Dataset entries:

◇ ◇ ◇ ◇ ◇ ◇ ◇

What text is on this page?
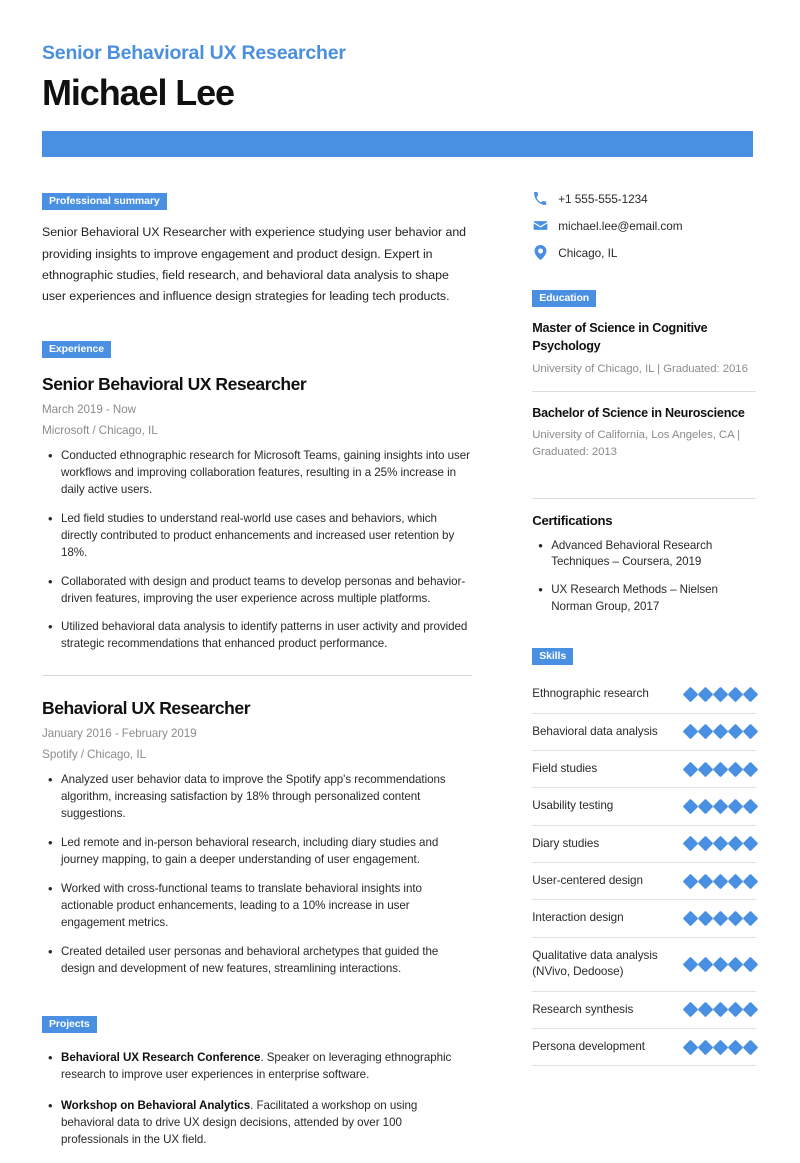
Senior Behavioral UX Researcher
Michael Lee
Professional summary

Senior Behavioral UX Researcher with experience studying user behavior and providing insights to improve engagement and product design. Expert in ethnographic studies, field research, and behavioral data analysis to shape user experiences and influence design strategies for leading tech products.

Experience
Senior Behavioral UX Researcher
March 2019 - Now
Microsoft / Chicago, IL
• Conducted ethnographic research for Microsoft Teams, gaining insights into user workflows and improving collaboration features, resulting in a 25% increase in daily active users.
• Led field studies to understand real-world use cases and behaviors, which directly contributed to product enhancements and increased user retention by 18%.
• Collaborated with design and product teams to develop personas and behavior-driven features, improving the user experience across multiple platforms.
• Utilized behavioral data analysis to identify patterns in user activity and provided strategic recommendations that enhanced product performance.
Behavioral UX Researcher
January 2016 - February 2019
Spotify / Chicago, IL
• Analyzed user behavior data to improve the Spotify app's recommendations algorithm, increasing satisfaction by 18% through personalized content suggestions.
• Led remote and in-person behavioral research, including diary studies and journey mapping, to gain a deeper understanding of user engagement.
• Worked with cross-functional teams to translate behavioral insights into actionable product enhancements, leading to a 10% increase in user engagement metrics.
• Created detailed user personas and behavioral archetypes that guided the design and development of new features, streamlining interactions.
Projects
• Behavioral UX Research Conference. Speaker on leveraging ethnographic research to improve user experiences in enterprise software.
• Workshop on Behavioral Analytics. Facilitated a workshop on using behavioral data to drive UX design decisions, attended by over 100 professionals in the UX field.
+1 555-555-1234
michael.lee@email.com
Chicago, IL
Education
Master of Science in Cognitive Psychology
University of Chicago, IL | Graduated: 2016
Bachelor of Science in Neuroscience
University of California, Los Angeles, CA | Graduated: 2013
Certifications
• Advanced Behavioral Research Techniques – Coursera, 2019
• UX Research Methods – Nielsen Norman Group, 2017
Skills
Ethnographic research
Behavioral data analysis
Field studies
Usability testing
Diary studies
User-centered design
Interaction design
Qualitative data analysis (NVivo, Dedoose)
Research synthesis
Persona development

◇ ◇ ◇ ◇ ◇ ◇ ◇

Pull out and copy each line containing the string "leading".

* [Response]:
Senior Behavioral UX Researcher with experience studying user behavior and providing insights to improve engagement and product design. Expert in ethnographic studies, field research, and behavioral data analysis to shape user experiences and influence design strategies for leading tech products.
• Worked with cross-functional teams to translate behavioral insights into actionable product enhancements, leading to a 10% increase in user engagement metrics.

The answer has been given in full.